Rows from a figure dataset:
- - -
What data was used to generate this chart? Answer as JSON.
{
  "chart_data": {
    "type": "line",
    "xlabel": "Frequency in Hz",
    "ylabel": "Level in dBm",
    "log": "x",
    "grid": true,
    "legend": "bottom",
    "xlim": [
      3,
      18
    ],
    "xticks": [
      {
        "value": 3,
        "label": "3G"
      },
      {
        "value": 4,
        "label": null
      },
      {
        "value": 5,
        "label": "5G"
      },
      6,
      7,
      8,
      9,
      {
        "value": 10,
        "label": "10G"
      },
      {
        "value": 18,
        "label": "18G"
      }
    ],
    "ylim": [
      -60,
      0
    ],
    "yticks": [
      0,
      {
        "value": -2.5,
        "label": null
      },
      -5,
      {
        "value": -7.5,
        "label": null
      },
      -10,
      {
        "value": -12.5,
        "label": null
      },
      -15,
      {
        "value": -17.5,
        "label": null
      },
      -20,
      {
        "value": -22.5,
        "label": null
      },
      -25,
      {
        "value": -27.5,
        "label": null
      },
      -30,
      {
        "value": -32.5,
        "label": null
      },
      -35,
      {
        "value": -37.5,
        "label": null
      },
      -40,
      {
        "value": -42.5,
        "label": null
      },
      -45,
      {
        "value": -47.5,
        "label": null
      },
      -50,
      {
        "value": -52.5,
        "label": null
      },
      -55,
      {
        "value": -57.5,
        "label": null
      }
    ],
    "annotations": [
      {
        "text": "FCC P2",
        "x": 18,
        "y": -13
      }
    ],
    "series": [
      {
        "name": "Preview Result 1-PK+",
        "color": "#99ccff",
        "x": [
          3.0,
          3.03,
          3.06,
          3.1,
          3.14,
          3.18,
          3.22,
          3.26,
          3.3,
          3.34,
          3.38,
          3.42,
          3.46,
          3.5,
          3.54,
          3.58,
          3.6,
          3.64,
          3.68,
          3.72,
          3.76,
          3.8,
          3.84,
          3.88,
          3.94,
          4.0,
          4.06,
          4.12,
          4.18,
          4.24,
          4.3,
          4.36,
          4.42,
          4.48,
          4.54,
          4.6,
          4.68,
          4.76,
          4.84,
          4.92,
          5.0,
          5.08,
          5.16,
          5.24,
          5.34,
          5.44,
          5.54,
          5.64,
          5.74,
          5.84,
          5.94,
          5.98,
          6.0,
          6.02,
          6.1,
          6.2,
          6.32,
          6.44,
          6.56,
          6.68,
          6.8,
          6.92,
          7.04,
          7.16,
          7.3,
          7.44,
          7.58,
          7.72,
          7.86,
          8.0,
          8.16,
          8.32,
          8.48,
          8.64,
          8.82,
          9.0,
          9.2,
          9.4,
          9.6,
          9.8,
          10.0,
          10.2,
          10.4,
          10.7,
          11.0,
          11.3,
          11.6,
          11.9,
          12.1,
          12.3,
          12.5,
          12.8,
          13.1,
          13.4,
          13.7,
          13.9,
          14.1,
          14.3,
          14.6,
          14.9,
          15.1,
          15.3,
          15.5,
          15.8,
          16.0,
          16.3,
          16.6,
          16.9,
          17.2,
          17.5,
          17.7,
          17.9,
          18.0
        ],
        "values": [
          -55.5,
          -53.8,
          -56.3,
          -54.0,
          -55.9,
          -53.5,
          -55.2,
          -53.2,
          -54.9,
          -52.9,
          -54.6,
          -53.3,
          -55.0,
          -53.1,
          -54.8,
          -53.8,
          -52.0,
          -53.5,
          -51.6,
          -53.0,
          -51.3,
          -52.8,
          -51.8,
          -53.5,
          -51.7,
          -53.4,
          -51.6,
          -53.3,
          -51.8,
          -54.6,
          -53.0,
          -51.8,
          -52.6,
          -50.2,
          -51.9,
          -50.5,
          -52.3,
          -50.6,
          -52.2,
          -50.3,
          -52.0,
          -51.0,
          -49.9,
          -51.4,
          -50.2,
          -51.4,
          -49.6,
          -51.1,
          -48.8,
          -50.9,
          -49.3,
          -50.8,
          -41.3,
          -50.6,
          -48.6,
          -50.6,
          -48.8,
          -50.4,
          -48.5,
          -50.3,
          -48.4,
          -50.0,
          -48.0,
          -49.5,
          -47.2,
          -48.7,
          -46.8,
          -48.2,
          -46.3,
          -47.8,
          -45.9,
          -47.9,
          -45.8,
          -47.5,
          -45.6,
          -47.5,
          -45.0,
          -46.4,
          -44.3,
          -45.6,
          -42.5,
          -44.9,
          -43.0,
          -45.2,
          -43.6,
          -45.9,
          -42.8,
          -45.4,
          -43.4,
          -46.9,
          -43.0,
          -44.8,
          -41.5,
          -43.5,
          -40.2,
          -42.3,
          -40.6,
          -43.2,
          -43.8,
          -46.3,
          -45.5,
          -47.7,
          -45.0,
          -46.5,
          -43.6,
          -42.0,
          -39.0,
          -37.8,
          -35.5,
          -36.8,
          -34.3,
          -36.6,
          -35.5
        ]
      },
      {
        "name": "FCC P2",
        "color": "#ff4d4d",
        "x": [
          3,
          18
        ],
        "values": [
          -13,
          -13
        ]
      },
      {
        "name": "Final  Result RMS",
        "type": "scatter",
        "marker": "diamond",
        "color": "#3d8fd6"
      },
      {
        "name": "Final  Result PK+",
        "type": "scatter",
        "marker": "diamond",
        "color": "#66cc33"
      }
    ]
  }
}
- - -
#### WHAT IS BEING ASKED
Print the whole listing again, exactly.

#### PROBLEM SOLUTION
What data was used to generate this chart? Answer as JSON.
{
  "chart_data": {
    "type": "line",
    "xlabel": "Frequency in Hz",
    "ylabel": "Level in dBm",
    "log": "x",
    "grid": true,
    "legend": "bottom",
    "xlim": [
      3,
      18
    ],
    "xticks": [
      {
        "value": 3,
        "label": "3G"
      },
      {
        "value": 4,
        "label": null
      },
      {
        "value": 5,
        "label": "5G"
      },
      6,
      7,
      8,
      9,
      {
        "value": 10,
        "label": "10G"
      },
      {
        "value": 18,
        "label": "18G"
      }
    ],
    "ylim": [
      -60,
      0
    ],
    "yticks": [
      0,
      {
        "value": -2.5,
        "label": null
      },
      -5,
      {
        "value": -7.5,
        "label": null
      },
      -10,
      {
        "value": -12.5,
        "label": null
      },
      -15,
      {
        "value": -17.5,
        "label": null
      },
      -20,
      {
        "value": -22.5,
        "label": null
      },
      -25,
      {
        "value": -27.5,
        "label": null
      },
      -30,
      {
        "value": -32.5,
        "label": null
      },
      -35,
      {
        "value": -37.5,
        "label": null
      },
      -40,
      {
        "value": -42.5,
        "label": null
      },
      -45,
      {
        "value": -47.5,
        "label": null
      },
      -50,
      {
        "value": -52.5,
        "label": null
      },
      -55,
      {
        "value": -57.5,
        "label": null
      }
    ],
    "annotations": [
      {
        "text": "FCC P2",
        "x": 18,
        "y": -13
      }
    ],
    "series": [
      {
        "name": "Preview Result 1-PK+",
        "color": "#99ccff",
        "x": [
          3.0,
          3.03,
          3.06,
          3.1,
          3.14,
          3.18,
          3.22,
          3.26,
          3.3,
          3.34,
          3.38,
          3.42,
          3.46,
          3.5,
          3.54,
          3.58,
          3.6,
          3.64,
          3.68,
          3.72,
          3.76,
          3.8,
          3.84,
          3.88,
          3.94,
          4.0,
          4.06,
          4.12,
          4.18,
          4.24,
          4.3,
          4.36,
          4.42,
          4.48,
          4.54,
          4.6,
          4.68,
          4.76,
          4.84,
          4.92,
          5.0,
          5.08,
          5.16,
          5.24,
          5.34,
          5.44,
          5.54,
          5.64,
          5.74,
          5.84,
          5.94,
          5.98,
          6.0,
          6.02,
          6.1,
          6.2,
          6.32,
          6.44,
          6.56,
          6.68,
          6.8,
          6.92,
          7.04,
          7.16,
          7.3,
          7.44,
          7.58,
          7.72,
          7.86,
          8.0,
          8.16,
          8.32,
          8.48,
          8.64,
          8.82,
          9.0,
          9.2,
          9.4,
          9.6,
          9.8,
          10.0,
          10.2,
          10.4,
          10.7,
          11.0,
          11.3,
          11.6,
          11.9,
          12.1,
          12.3,
          12.5,
          12.8,
          13.1,
          13.4,
          13.7,
          13.9,
          14.1,
          14.3,
          14.6,
          14.9,
          15.1,
          15.3,
          15.5,
          15.8,
          16.0,
          16.3,
          16.6,
          16.9,
          17.2,
          17.5,
          17.7,
          17.9,
          18.0
        ],
        "values": [
          -55.5,
          -53.8,
          -56.3,
          -54.0,
          -55.9,
          -53.5,
          -55.2,
          -53.2,
          -54.9,
          -52.9,
          -54.6,
          -53.3,
          -55.0,
          -53.1,
          -54.8,
          -53.8,
          -52.0,
          -53.5,
          -51.6,
          -53.0,
          -51.3,
          -52.8,
          -51.8,
          -53.5,
          -51.7,
          -53.4,
          -51.6,
          -53.3,
          -51.8,
          -54.6,
          -53.0,
          -51.8,
          -52.6,
          -50.2,
          -51.9,
          -50.5,
          -52.3,
          -50.6,
          -52.2,
          -50.3,
          -52.0,
          -51.0,
          -49.9,
          -51.4,
          -50.2,
          -51.4,
          -49.6,
          -51.1,
          -48.8,
          -50.9,
          -49.3,
          -50.8,
          -41.3,
          -50.6,
          -48.6,
          -50.6,
          -48.8,
          -50.4,
          -48.5,
          -50.3,
          -48.4,
          -50.0,
          -48.0,
          -49.5,
          -47.2,
          -48.7,
          -46.8,
          -48.2,
          -46.3,
          -47.8,
          -45.9,
          -47.9,
          -45.8,
          -47.5,
          -45.6,
          -47.5,
          -45.0,
          -46.4,
          -44.3,
          -45.6,
          -42.5,
          -44.9,
          -43.0,
          -45.2,
          -43.6,
          -45.9,
          -42.8,
          -45.4,
          -43.4,
          -46.9,
          -43.0,
          -44.8,
          -41.5,
          -43.5,
          -40.2,
          -42.3,
          -40.6,
          -43.2,
          -43.8,
          -46.3,
          -45.5,
          -47.7,
          -45.0,
          -46.5,
          -43.6,
          -42.0,
          -39.0,
          -37.8,
          -35.5,
          -36.8,
          -34.3,
          -36.6,
          -35.5
        ]
      },
      {
        "name": "FCC P2",
        "color": "#ff4d4d",
        "x": [
          3,
          18
        ],
        "values": [
          -13,
          -13
        ]
      },
      {
        "name": "Final  Result RMS",
        "type": "scatter",
        "marker": "diamond",
        "color": "#3d8fd6"
      },
      {
        "name": "Final  Result PK+",
        "type": "scatter",
        "marker": "diamond",
        "color": "#66cc33"
      }
    ]
  }
}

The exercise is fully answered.